> [EXERCISE BRIEF]: Swap "data-point" for "marker" in the listing lines, starting with the line with "bottom-x-axis-title: Extraction field" and going on through the line with "data-point (480, 105, 496, 121)". Give only those lines, with everything else unchanged.

> [THE RECORDS]:
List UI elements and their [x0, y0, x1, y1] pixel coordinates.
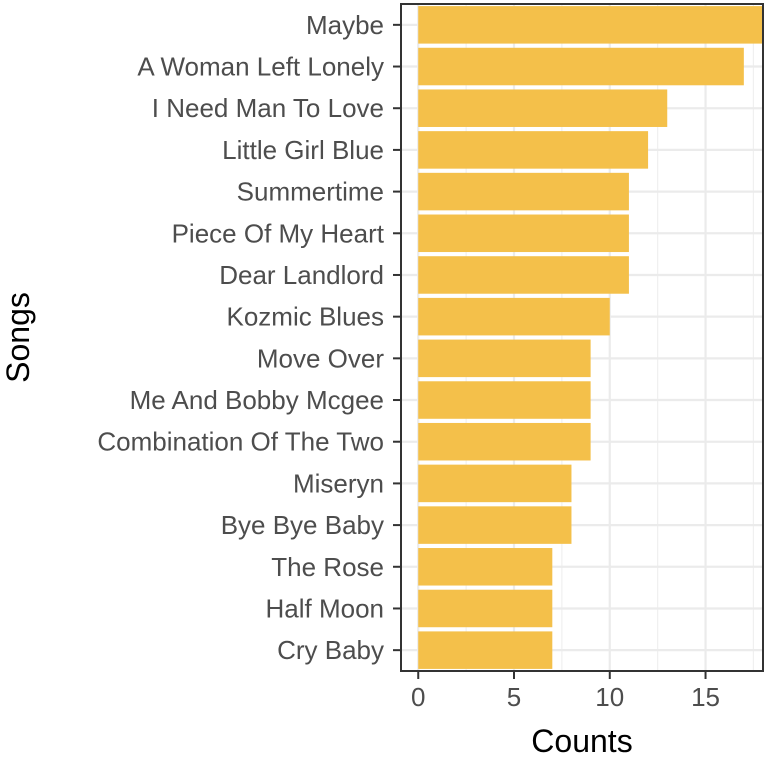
y-tick-label: Piece Of My Heart [172, 218, 385, 248]
y-tick-label: Bye Bye Baby [221, 510, 384, 540]
y-tick-label: Cry Baby [277, 635, 384, 665]
x-axis-ticks: 0 5 10 15 [411, 671, 720, 712]
bar [418, 548, 553, 586]
y-tick-label: Maybe [306, 10, 384, 40]
bar [418, 339, 591, 378]
x-tick-label: 10 [595, 682, 624, 712]
x-tick-label: 0 [411, 682, 425, 712]
bar [418, 631, 553, 669]
y-tick-label: Summertime [237, 177, 384, 207]
bar [418, 464, 572, 503]
y-tick-label: I Need Man To Love [152, 93, 384, 123]
bar [418, 422, 591, 461]
bar [418, 506, 572, 544]
bar [418, 47, 744, 86]
y-tick-label: Me And Bobby Mcgee [130, 385, 384, 415]
y-tick-label: Dear Landlord [219, 260, 384, 290]
bar [418, 381, 591, 419]
bar [418, 172, 629, 211]
x-tick-label: 5 [507, 682, 521, 712]
y-tick-label: Combination Of The Two [97, 427, 384, 457]
plot-panel-border [400, 3, 764, 672]
y-tick-label: Miseryn [293, 468, 384, 498]
bar [418, 256, 629, 294]
bar [418, 214, 629, 253]
bar [418, 131, 649, 169]
bar [418, 297, 610, 336]
y-tick-label: Little Girl Blue [222, 135, 384, 165]
bar [418, 6, 763, 44]
bar [418, 89, 668, 127]
y-axis-ticks: Maybe A Woman Left Lonely I Need Man To Lo… [97, 10, 401, 665]
x-axis-title: Counts [531, 723, 632, 759]
bar [418, 589, 553, 628]
y-tick-label: Kozmic Blues [227, 302, 385, 332]
y-tick-label: A Woman Left Lonely [137, 52, 384, 82]
x-tick-label: 15 [691, 682, 720, 712]
y-tick-label: The Rose [271, 552, 384, 582]
y-axis-title: Songs [0, 292, 36, 383]
bars [418, 6, 763, 669]
y-tick-label: Half Moon [266, 593, 385, 623]
y-tick-label: Move Over [257, 343, 384, 373]
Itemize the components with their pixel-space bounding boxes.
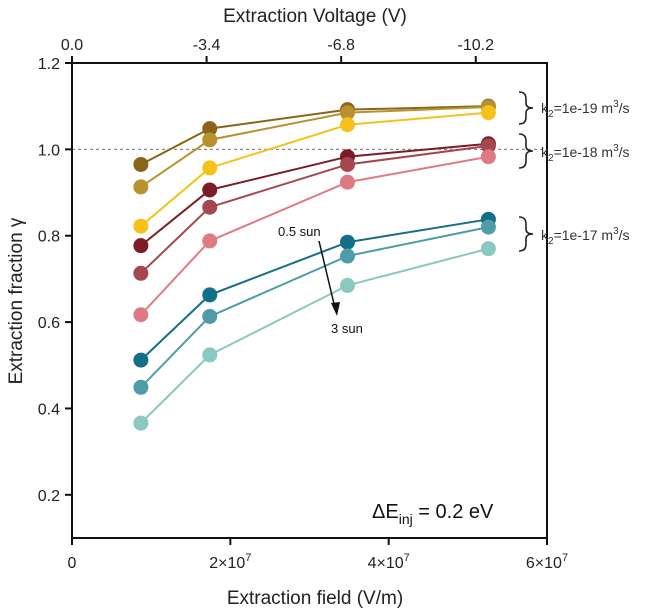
bottom-x-axis-title: Extraction field (V/m) (227, 588, 403, 609)
series-layer (133, 98, 496, 431)
data-point (340, 105, 355, 121)
data-point (340, 117, 355, 133)
y-tick-label: 0.2 (38, 488, 60, 505)
data-point (133, 218, 149, 234)
bracket-group-1: k2=1e-19 m3/s (518, 91, 630, 125)
data-point (133, 379, 149, 395)
series-9 (133, 241, 496, 431)
bracket-label-3: k2=1e-17 m3/s (541, 226, 630, 247)
x2-tick-label: -3.4 (193, 37, 221, 54)
x2-tick-label: 0.0 (61, 37, 83, 54)
y-tick-label: 1.2 (38, 56, 60, 73)
series-8 (133, 219, 496, 395)
data-point (202, 182, 218, 198)
data-point (202, 132, 218, 148)
data-point (133, 179, 149, 195)
data-point (133, 265, 149, 281)
series-line-9 (140, 247, 489, 424)
series-5 (133, 138, 496, 281)
data-point (202, 287, 218, 303)
series-3 (133, 105, 496, 234)
data-point (202, 347, 218, 363)
data-point (480, 241, 496, 257)
plot-frame (71, 62, 548, 539)
y-axis-title: Extraction fraction γ (6, 217, 27, 384)
top-x-axis-title: Extraction Voltage (V) (223, 6, 407, 27)
data-point (340, 234, 355, 250)
y-tick-label: 0.8 (38, 229, 60, 246)
bracket-group-3: k2=1e-17 m3/s (518, 216, 630, 252)
series-line-6 (140, 155, 489, 316)
sun-start-label: 0.5 sun (278, 224, 321, 239)
data-point (480, 105, 496, 121)
x-tick-label: 6×107 (526, 552, 568, 572)
sun-arrow: 0.5 sun 3 sun (278, 224, 363, 336)
data-point (480, 149, 496, 165)
series-line-5 (140, 144, 489, 275)
series-line-3 (140, 111, 489, 227)
sun-arrow-head (331, 302, 340, 316)
data-point (133, 415, 149, 431)
data-point (480, 138, 496, 154)
series-line-8 (140, 226, 489, 388)
y-tick-label: 0.4 (38, 401, 60, 418)
bracket-2 (518, 133, 534, 169)
data-point (133, 156, 149, 172)
series-6 (133, 149, 496, 323)
data-point (340, 277, 355, 293)
x-tick-label: 0 (68, 555, 77, 572)
sun-end-label: 3 sun (331, 321, 363, 336)
bracket-3 (518, 216, 534, 252)
x-tick-label: 2×107 (209, 552, 251, 572)
bracket-1 (518, 91, 534, 125)
series-line-1 (140, 105, 489, 166)
data-point (133, 307, 149, 323)
series-line-7 (140, 218, 489, 361)
data-point (340, 156, 355, 172)
bracket-label-1: k2=1e-19 m3/s (541, 99, 630, 120)
data-point (340, 248, 355, 264)
x2-tick-label: -10.2 (458, 37, 495, 54)
energy-annotation: ΔEinj = 0.2 eV (372, 501, 494, 527)
series-line-2 (140, 106, 489, 188)
data-point (202, 233, 218, 249)
data-point (202, 308, 218, 324)
bracket-group-2: k2=1e-18 m3/s (518, 133, 630, 169)
data-point (133, 238, 149, 254)
data-point (202, 121, 218, 137)
y-tick-label: 1.0 (38, 142, 60, 159)
series-line-4 (140, 142, 489, 247)
data-point (202, 199, 218, 215)
sun-arrow-line (318, 240, 336, 309)
data-point (480, 219, 496, 235)
data-point (133, 352, 149, 368)
series-2 (133, 99, 496, 195)
data-point (340, 174, 355, 190)
x-tick-label: 4×107 (368, 552, 410, 572)
x-axis-title: Extraction field (V/m) (227, 588, 403, 609)
bracket-label-2: k2=1e-18 m3/s (541, 143, 630, 164)
data-point (202, 160, 218, 176)
y-tick-label: 0.6 (38, 315, 60, 332)
x2-tick-label: -6.8 (327, 37, 355, 54)
axes-layer: 0.2 0.4 0.6 0.8 1.0 1.2 0 2×107 4×107 6×107 0.0 -3.… (38, 37, 568, 572)
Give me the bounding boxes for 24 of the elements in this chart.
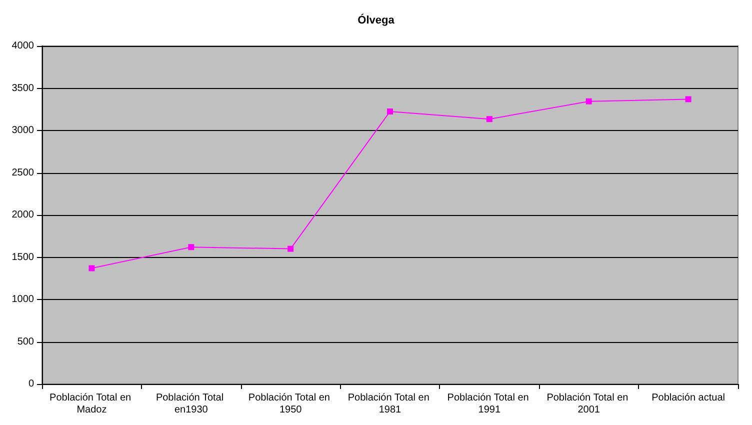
- x-tick-label: Población Total en 2001: [546, 392, 632, 416]
- point: [586, 98, 592, 104]
- point: [288, 246, 294, 252]
- x-tick-label: Población Total en 1991: [447, 392, 532, 416]
- point: [387, 108, 393, 114]
- x-tick-label: Población actual: [652, 392, 725, 404]
- x-tick-label: Población Total en1930: [156, 392, 226, 416]
- y-tick-label: 2000: [12, 210, 34, 220]
- point: [486, 116, 492, 122]
- y-tick-label: 1500: [12, 252, 34, 263]
- point: [88, 265, 95, 272]
- x-tick-label: Población Total en Madoz: [50, 392, 134, 416]
- y-tick-label: 4000: [12, 40, 34, 52]
- y-tick-label: 3500: [12, 82, 34, 94]
- point: [685, 96, 692, 102]
- point: [188, 244, 194, 250]
- y-tick-label: 0: [28, 378, 34, 390]
- y-tick-label: 500: [17, 336, 34, 348]
- chart-title: Ólvega: [358, 14, 396, 26]
- x-tick-label: Población Total en 1950: [248, 392, 333, 416]
- x-tick-label: Población Total en 1981: [348, 392, 432, 416]
- y-tick-label: 3000: [12, 125, 34, 136]
- y-tick-label: 2500: [12, 167, 34, 178]
- y-tick-label: 1000: [12, 294, 34, 305]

> [THE REPLY]:
bottom-x-axis-title: Extraction field (V/m) (227, 588, 403, 609)
series-layer (133, 98, 496, 431)
marker (340, 105, 355, 121)
marker (340, 117, 355, 133)
y-tick-label: 0.2 (38, 488, 60, 505)
marker (133, 218, 149, 234)
bracket-group-1: k2=1e-19 m3/s (518, 91, 630, 125)
marker (133, 379, 149, 395)
series-9 (133, 241, 496, 431)
bracket-label-3: k2=1e-17 m3/s (541, 226, 630, 247)
x2-tick-label: -3.4 (193, 37, 221, 54)
x2-tick-label: 0.0 (61, 37, 83, 54)
y-tick-label: 1.2 (38, 56, 60, 73)
series-8 (133, 219, 496, 395)
marker (202, 182, 218, 198)
marker (202, 132, 218, 148)
marker (133, 179, 149, 195)
marker (133, 265, 149, 281)
series-line-9 (140, 247, 489, 424)
series-5 (133, 138, 496, 281)
marker (202, 287, 218, 303)
series-3 (133, 105, 496, 234)
marker (202, 347, 218, 363)
marker (480, 241, 496, 257)
plot-frame (71, 62, 548, 539)
y-axis-title: Extraction fraction γ (6, 217, 27, 384)
top-x-axis-title: Extraction Voltage (V) (223, 6, 407, 27)
marker (340, 234, 355, 250)
y-tick-label: 0.8 (38, 229, 60, 246)
bracket-group-3: k2=1e-17 m3/s (518, 216, 630, 252)
series-line-6 (140, 155, 489, 316)
sun-start-label: 0.5 sun (278, 224, 321, 239)
marker (480, 105, 496, 121)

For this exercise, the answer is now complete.